_Data to use_:
----
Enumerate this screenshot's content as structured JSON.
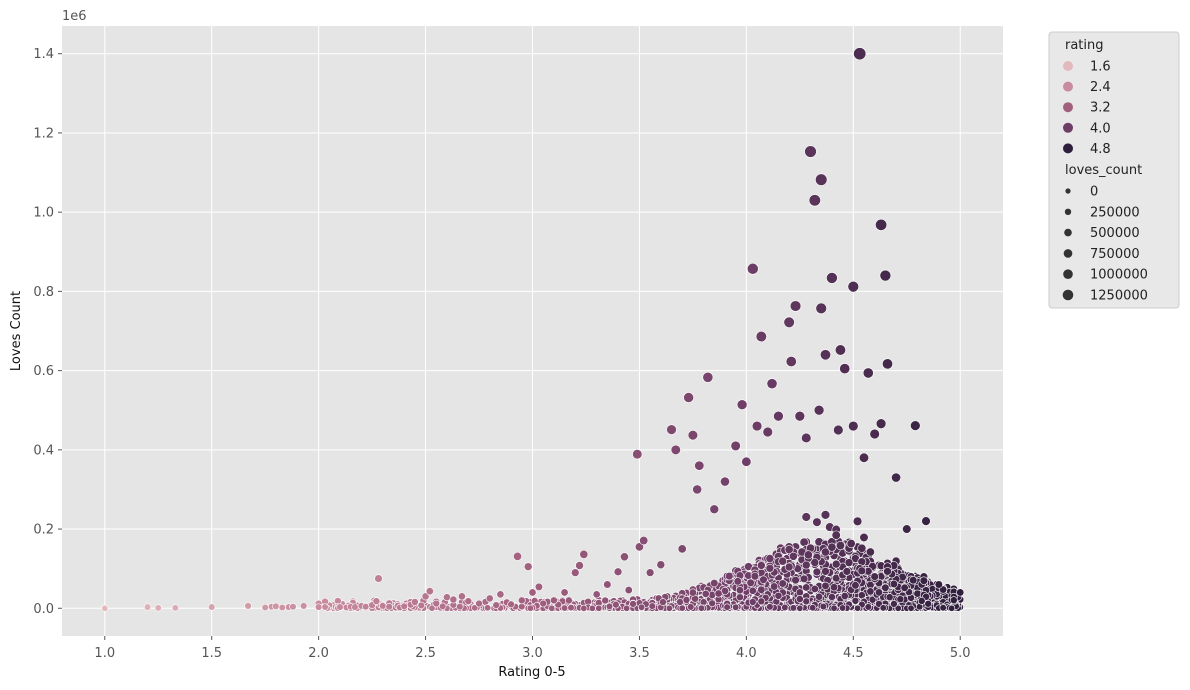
{
  "chart_data": {
    "type": "scatter",
    "xlabel": "Rating 0-5",
    "ylabel": "Loves Count",
    "y_offset_label": "1e6",
    "xlim": [
      0.8,
      5.2
    ],
    "ylim": [
      -0.07,
      1.47
    ],
    "x_ticks": [
      1.0,
      1.5,
      2.0,
      2.5,
      3.0,
      3.5,
      4.0,
      4.5,
      5.0
    ],
    "x_tick_labels": [
      "1.0",
      "1.5",
      "2.0",
      "2.5",
      "3.0",
      "3.5",
      "4.0",
      "4.5",
      "5.0"
    ],
    "y_ticks": [
      0.0,
      0.2,
      0.4,
      0.6,
      0.8,
      1.0,
      1.2,
      1.4
    ],
    "y_tick_labels": [
      "0.0",
      "0.2",
      "0.4",
      "0.6",
      "0.8",
      "1.0",
      "1.2",
      "1.4"
    ],
    "grid": true,
    "background": "#e5e5e5",
    "legend_position": "outside-upper-right",
    "hue": {
      "title": "rating",
      "entries": [
        {
          "label": "1.6",
          "color": "#e4b9bd"
        },
        {
          "label": "2.4",
          "color": "#c88c9e"
        },
        {
          "label": "3.2",
          "color": "#a2607f"
        },
        {
          "label": "4.0",
          "color": "#6e3e67"
        },
        {
          "label": "4.8",
          "color": "#2e1e3c"
        }
      ]
    },
    "size": {
      "title": "loves_count",
      "entries": [
        "0",
        "250000",
        "500000",
        "750000",
        "1000000",
        "1250000"
      ]
    },
    "points_units": "x = rating, y = loves count in millions",
    "points": [
      [
        1.0,
        0.0
      ],
      [
        1.2,
        0.003
      ],
      [
        1.25,
        0.001
      ],
      [
        1.33,
        0.001
      ],
      [
        1.5,
        0.003
      ],
      [
        1.67,
        0.006
      ],
      [
        1.75,
        0.002
      ],
      [
        1.78,
        0.004
      ],
      [
        1.8,
        0.005
      ],
      [
        1.83,
        0.002
      ],
      [
        1.86,
        0.003
      ],
      [
        1.88,
        0.004
      ],
      [
        1.93,
        0.006
      ],
      [
        2.0,
        0.012
      ],
      [
        2.0,
        0.003
      ],
      [
        2.1,
        0.003
      ],
      [
        2.13,
        0.002
      ],
      [
        2.15,
        0.004
      ],
      [
        2.17,
        0.003
      ],
      [
        2.2,
        0.006
      ],
      [
        2.22,
        0.004
      ],
      [
        2.25,
        0.008
      ],
      [
        2.27,
        0.018
      ],
      [
        2.28,
        0.075
      ],
      [
        2.3,
        0.006
      ],
      [
        2.33,
        0.004
      ],
      [
        2.38,
        0.002
      ],
      [
        2.4,
        0.005
      ],
      [
        2.43,
        0.009
      ],
      [
        2.45,
        0.016
      ],
      [
        2.5,
        0.03
      ],
      [
        2.52,
        0.043
      ],
      [
        2.55,
        0.012
      ],
      [
        2.58,
        0.005
      ],
      [
        2.6,
        0.028
      ],
      [
        2.63,
        0.022
      ],
      [
        2.67,
        0.03
      ],
      [
        2.7,
        0.018
      ],
      [
        2.75,
        0.012
      ],
      [
        2.8,
        0.025
      ],
      [
        2.83,
        0.008
      ],
      [
        2.85,
        0.035
      ],
      [
        2.88,
        0.015
      ],
      [
        2.9,
        0.01
      ],
      [
        2.93,
        0.131
      ],
      [
        2.95,
        0.02
      ],
      [
        2.98,
        0.105
      ],
      [
        3.0,
        0.04
      ],
      [
        3.03,
        0.054
      ],
      [
        3.05,
        0.012
      ],
      [
        3.1,
        0.02
      ],
      [
        3.15,
        0.04
      ],
      [
        3.2,
        0.09
      ],
      [
        3.22,
        0.108
      ],
      [
        3.24,
        0.136
      ],
      [
        3.3,
        0.035
      ],
      [
        3.35,
        0.06
      ],
      [
        3.4,
        0.092
      ],
      [
        3.43,
        0.13
      ],
      [
        3.45,
        0.046
      ],
      [
        3.49,
        0.389
      ],
      [
        3.5,
        0.155
      ],
      [
        3.52,
        0.171
      ],
      [
        3.55,
        0.09
      ],
      [
        3.6,
        0.11
      ],
      [
        3.65,
        0.451
      ],
      [
        3.67,
        0.4
      ],
      [
        3.7,
        0.15
      ],
      [
        3.73,
        0.532
      ],
      [
        3.75,
        0.437
      ],
      [
        3.77,
        0.3
      ],
      [
        3.78,
        0.36
      ],
      [
        3.82,
        0.583
      ],
      [
        3.85,
        0.25
      ],
      [
        3.9,
        0.32
      ],
      [
        3.95,
        0.41
      ],
      [
        3.98,
        0.514
      ],
      [
        4.0,
        0.37
      ],
      [
        4.03,
        0.857
      ],
      [
        4.05,
        0.46
      ],
      [
        4.07,
        0.686
      ],
      [
        4.1,
        0.445
      ],
      [
        4.12,
        0.567
      ],
      [
        4.15,
        0.485
      ],
      [
        4.2,
        0.722
      ],
      [
        4.21,
        0.623
      ],
      [
        4.23,
        0.763
      ],
      [
        4.25,
        0.485
      ],
      [
        4.28,
        0.43
      ],
      [
        4.3,
        1.153
      ],
      [
        4.32,
        1.03
      ],
      [
        4.34,
        0.5
      ],
      [
        4.35,
        1.082
      ],
      [
        4.35,
        0.757
      ],
      [
        4.37,
        0.64
      ],
      [
        4.4,
        0.834
      ],
      [
        4.43,
        0.45
      ],
      [
        4.44,
        0.652
      ],
      [
        4.46,
        0.605
      ],
      [
        4.5,
        0.812
      ],
      [
        4.5,
        0.46
      ],
      [
        4.53,
        1.4
      ],
      [
        4.55,
        0.38
      ],
      [
        4.57,
        0.594
      ],
      [
        4.6,
        0.44
      ],
      [
        4.63,
        0.968
      ],
      [
        4.63,
        0.466
      ],
      [
        4.65,
        0.84
      ],
      [
        4.66,
        0.617
      ],
      [
        4.7,
        0.33
      ],
      [
        4.75,
        0.2
      ],
      [
        4.79,
        0.461
      ],
      [
        4.84,
        0.22
      ],
      [
        4.9,
        0.06
      ],
      [
        5.0,
        0.04
      ]
    ]
  }
}
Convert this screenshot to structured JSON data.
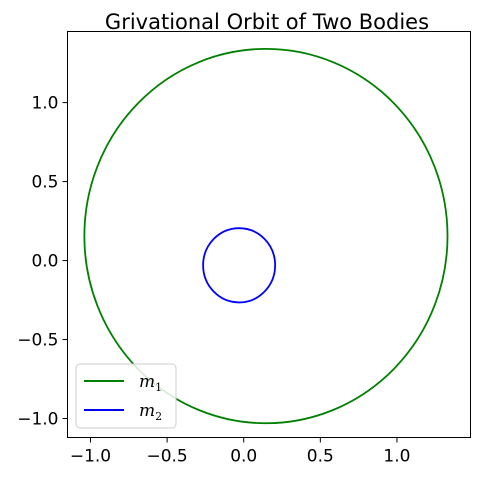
{
  "chart_data": {
    "type": "line",
    "title": "Grivational Orbit of Two Bodies",
    "xlabel": "",
    "ylabel": "",
    "xlim": [
      -1.15,
      1.48
    ],
    "ylim": [
      -1.12,
      1.45
    ],
    "x_ticks": [
      {
        "value": -1.0,
        "label": "−1.0"
      },
      {
        "value": -0.5,
        "label": "−0.5"
      },
      {
        "value": 0.0,
        "label": "0.0"
      },
      {
        "value": 0.5,
        "label": "0.5"
      },
      {
        "value": 1.0,
        "label": "1.0"
      }
    ],
    "y_ticks": [
      {
        "value": -1.0,
        "label": "−1.0"
      },
      {
        "value": -0.5,
        "label": "−0.5"
      },
      {
        "value": 0.0,
        "label": "0.0"
      },
      {
        "value": 0.5,
        "label": "0.5"
      },
      {
        "value": 1.0,
        "label": "1.0"
      }
    ],
    "grid": false,
    "legend_position": "lower-left",
    "series": [
      {
        "name": "m1",
        "legend_main": "m",
        "legend_sub": "1",
        "color": "#008000",
        "shape": "ellipse",
        "center": [
          0.145,
          0.155
        ],
        "radii": [
          1.185,
          1.185
        ]
      },
      {
        "name": "m2",
        "legend_main": "m",
        "legend_sub": "2",
        "color": "#0000ff",
        "shape": "ellipse",
        "center": [
          -0.03,
          -0.03
        ],
        "radii": [
          0.235,
          0.235
        ]
      }
    ]
  }
}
----
_Requirement_:
Make an exact copy of only those lines that run from the line with "Convert this screenshot" through the end of the records, excluding pictures.

_Answer_:
Convert this screenshot to structured JSON data.
{
  "chart_data": {
    "type": "line",
    "title": "Grivational Orbit of Two Bodies",
    "xlabel": "",
    "ylabel": "",
    "xlim": [
      -1.15,
      1.48
    ],
    "ylim": [
      -1.12,
      1.45
    ],
    "x_ticks": [
      {
        "value": -1.0,
        "label": "−1.0"
      },
      {
        "value": -0.5,
        "label": "−0.5"
      },
      {
        "value": 0.0,
        "label": "0.0"
      },
      {
        "value": 0.5,
        "label": "0.5"
      },
      {
        "value": 1.0,
        "label": "1.0"
      }
    ],
    "y_ticks": [
      {
        "value": -1.0,
        "label": "−1.0"
      },
      {
        "value": -0.5,
        "label": "−0.5"
      },
      {
        "value": 0.0,
        "label": "0.0"
      },
      {
        "value": 0.5,
        "label": "0.5"
      },
      {
        "value": 1.0,
        "label": "1.0"
      }
    ],
    "grid": false,
    "legend_position": "lower-left",
    "series": [
      {
        "name": "m1",
        "legend_main": "m",
        "legend_sub": "1",
        "color": "#008000",
        "shape": "ellipse",
        "center": [
          0.145,
          0.155
        ],
        "radii": [
          1.185,
          1.185
        ]
      },
      {
        "name": "m2",
        "legend_main": "m",
        "legend_sub": "2",
        "color": "#0000ff",
        "shape": "ellipse",
        "center": [
          -0.03,
          -0.03
        ],
        "radii": [
          0.235,
          0.235
        ]
      }
    ]
  }
}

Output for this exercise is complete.